EXERCISE: Below are the records. Gather each line that holds "JSON".

DATASET:
★ ★ ★ ★ ★ ★ ★

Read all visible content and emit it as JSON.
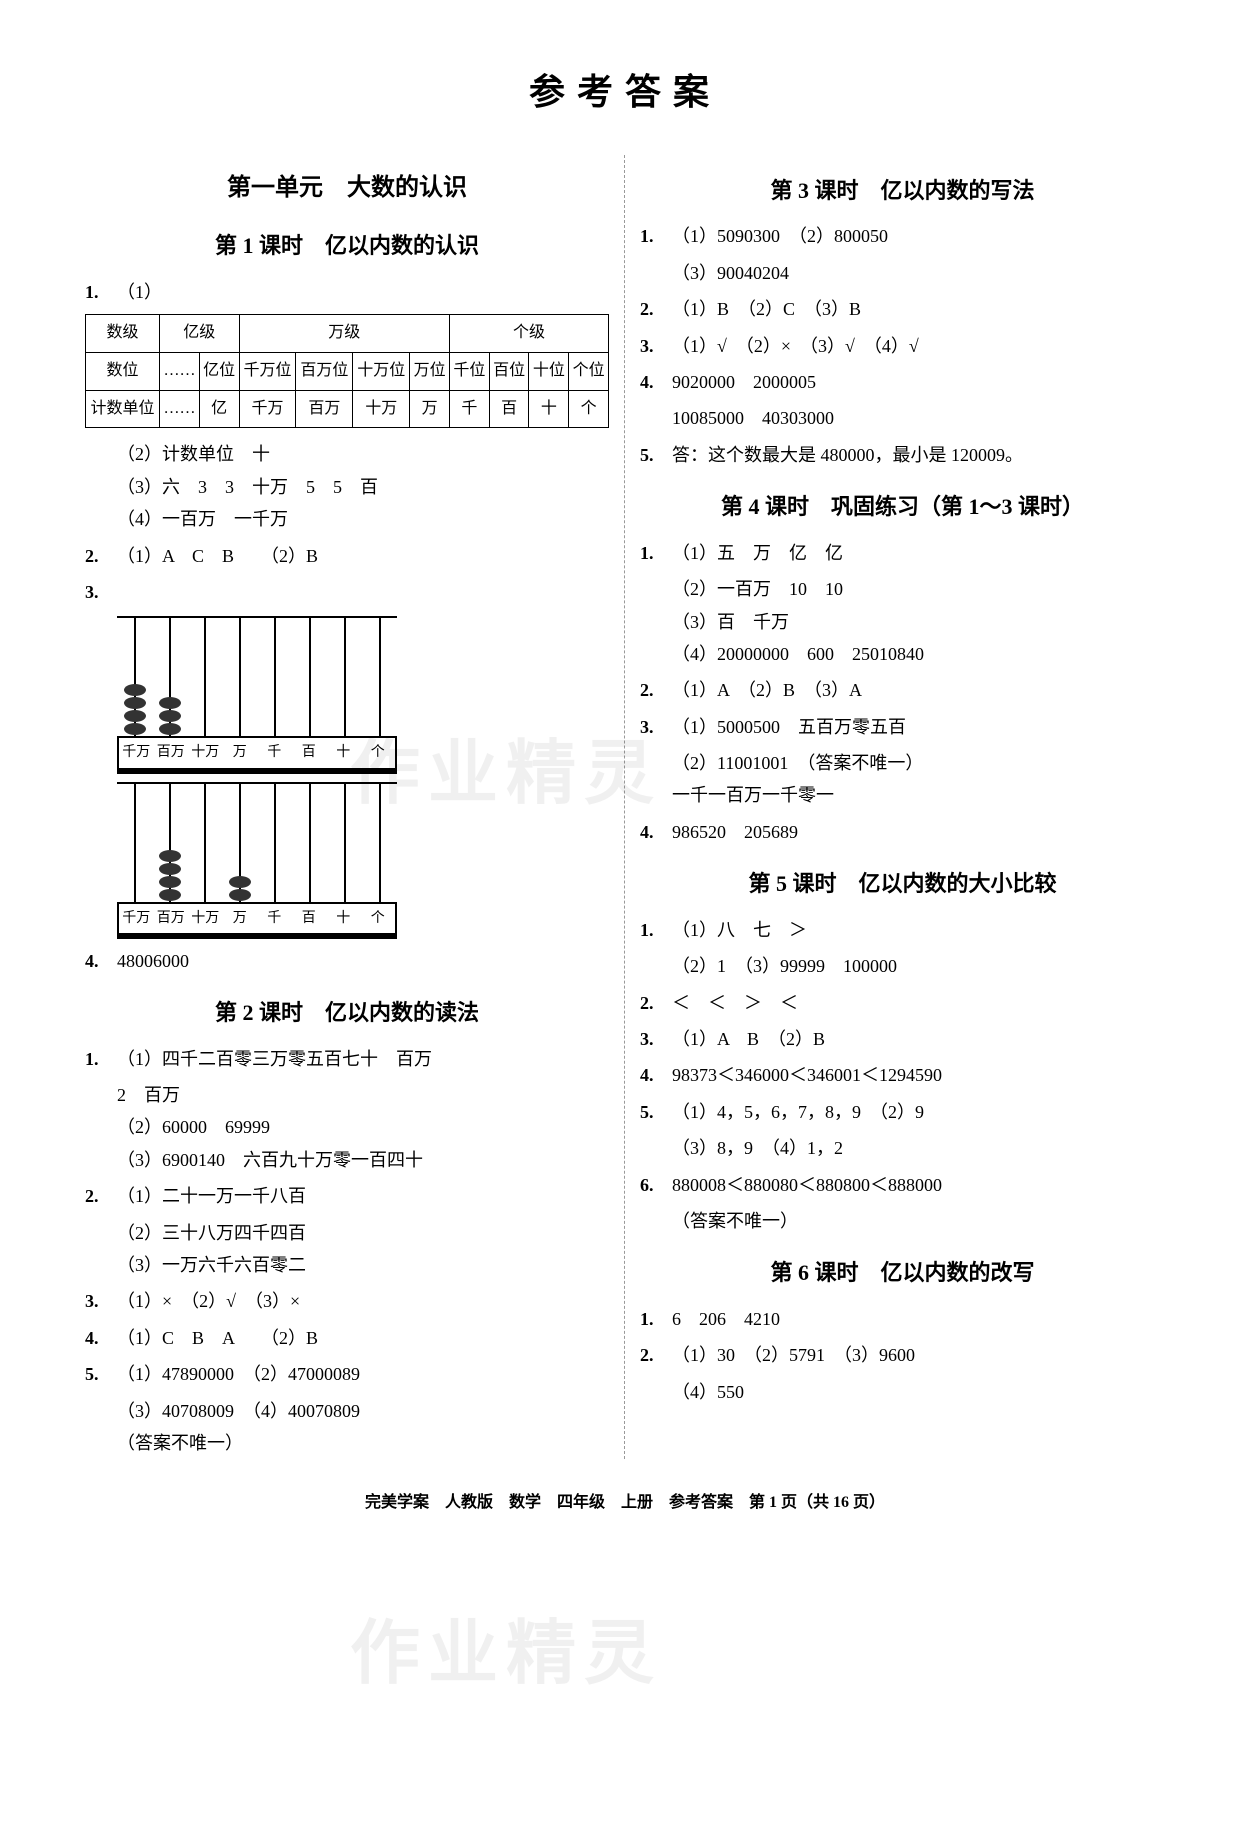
{
  "page_title": "参考答案",
  "watermark": "作业精灵",
  "footer": "完美学案　人教版　数学　四年级　上册　参考答案　第 1 页（共 16 页）",
  "left": {
    "unit_title": "第一单元　大数的认识",
    "lesson1": {
      "title": "第 1 课时　亿以内数的认识",
      "q1_num": "1.",
      "q1_1": "（1）",
      "table": {
        "r1": [
          "数级",
          "亿级",
          "万级",
          "个级"
        ],
        "r2_label": "数位",
        "r2": [
          "……",
          "亿位",
          "千万位",
          "百万位",
          "十万位",
          "万位",
          "千位",
          "百位",
          "十位",
          "个位"
        ],
        "r3_label": "计数单位",
        "r3": [
          "……",
          "亿",
          "千万",
          "百万",
          "十万",
          "万",
          "千",
          "百",
          "十",
          "个"
        ]
      },
      "q1_2": "（2）计数单位　十",
      "q1_3": "（3）六　3　3　十万　5　5　百",
      "q1_4": "（4）一百万　一千万",
      "q2_num": "2.",
      "q2": "（1）A　C　B　　（2）B",
      "q3_num": "3.",
      "abacus_labels": [
        "千万",
        "百万",
        "十万",
        "万",
        "千",
        "百",
        "十",
        "个"
      ],
      "abacus1_beads": [
        4,
        3,
        0,
        0,
        0,
        0,
        0,
        0
      ],
      "abacus2_beads": [
        0,
        4,
        0,
        2,
        0,
        0,
        0,
        0
      ],
      "q4_num": "4.",
      "q4": "48006000"
    },
    "lesson2": {
      "title": "第 2 课时　亿以内数的读法",
      "q1_num": "1.",
      "q1_1": "（1）四千二百零三万零五百七十　百万",
      "q1_1b": "2　百万",
      "q1_2": "（2）60000　69999",
      "q1_3": "（3）6900140　六百九十万零一百四十",
      "q2_num": "2.",
      "q2_1": "（1）二十一万一千八百",
      "q2_2": "（2）三十八万四千四百",
      "q2_3": "（3）一万六千六百零二",
      "q3_num": "3.",
      "q3": "（1）×　（2）√　（3）×",
      "q4_num": "4.",
      "q4": "（1）C　B　A　　（2）B",
      "q5_num": "5.",
      "q5_1": "（1）47890000　（2）47000089",
      "q5_2": "（3）40708009　（4）40070809",
      "q5_3": "（答案不唯一）"
    }
  },
  "right": {
    "lesson3": {
      "title": "第 3 课时　亿以内数的写法",
      "q1_num": "1.",
      "q1_1": "（1）5090300　（2）800050",
      "q1_2": "（3）90040204",
      "q2_num": "2.",
      "q2": "（1）B　（2）C　（3）B",
      "q3_num": "3.",
      "q3": "（1）√　（2）×　（3）√　（4）√",
      "q4_num": "4.",
      "q4_1": "9020000　2000005",
      "q4_2": "10085000　40303000",
      "q5_num": "5.",
      "q5": "答：这个数最大是 480000，最小是 120009。"
    },
    "lesson4": {
      "title": "第 4 课时　巩固练习（第 1～3 课时）",
      "q1_num": "1.",
      "q1_1": "（1）五　万　亿　亿",
      "q1_2": "（2）一百万　10　10",
      "q1_3": "（3）百　千万",
      "q1_4": "（4）20000000　600　25010840",
      "q2_num": "2.",
      "q2": "（1）A　（2）B　（3）A",
      "q3_num": "3.",
      "q3_1": "（1）5000500　五百万零五百",
      "q3_2": "（2）11001001　（答案不唯一）",
      "q3_3": "一千一百万一千零一",
      "q4_num": "4.",
      "q4": "986520　205689"
    },
    "lesson5": {
      "title": "第 5 课时　亿以内数的大小比较",
      "q1_num": "1.",
      "q1_1": "（1）八　七　＞",
      "q1_2": "（2）1　（3）99999　100000",
      "q2_num": "2.",
      "q2": "＜　＜　＞　＜",
      "q3_num": "3.",
      "q3": "（1）A　B　（2）B",
      "q4_num": "4.",
      "q4": "98373＜346000＜346001＜1294590",
      "q5_num": "5.",
      "q5_1": "（1）4，5，6，7，8，9　（2）9",
      "q5_2": "（3）8，9　（4）1，2",
      "q6_num": "6.",
      "q6_1": "880008＜880080＜880800＜888000",
      "q6_2": "（答案不唯一）"
    },
    "lesson6": {
      "title": "第 6 课时　亿以内数的改写",
      "q1_num": "1.",
      "q1": "6　206　4210",
      "q2_num": "2.",
      "q2_1": "（1）30　（2）5791　（3）9600",
      "q2_2": "（4）550"
    }
  }
}
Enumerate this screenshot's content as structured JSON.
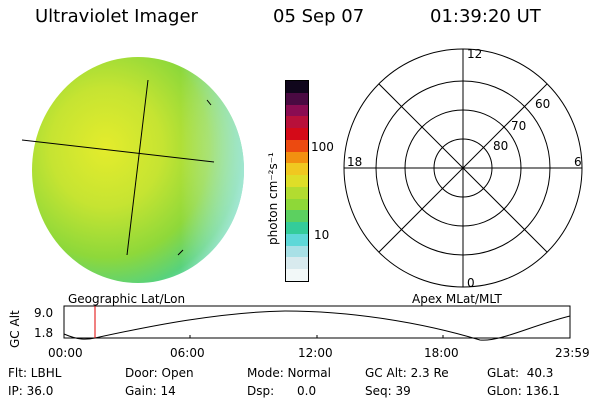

★ ★ ★ ★ ★ ★ ★

WORKED SOLUTION:
Read all visible content and emit it as JSON.
Enumerate this screenshot's content as structured JSON.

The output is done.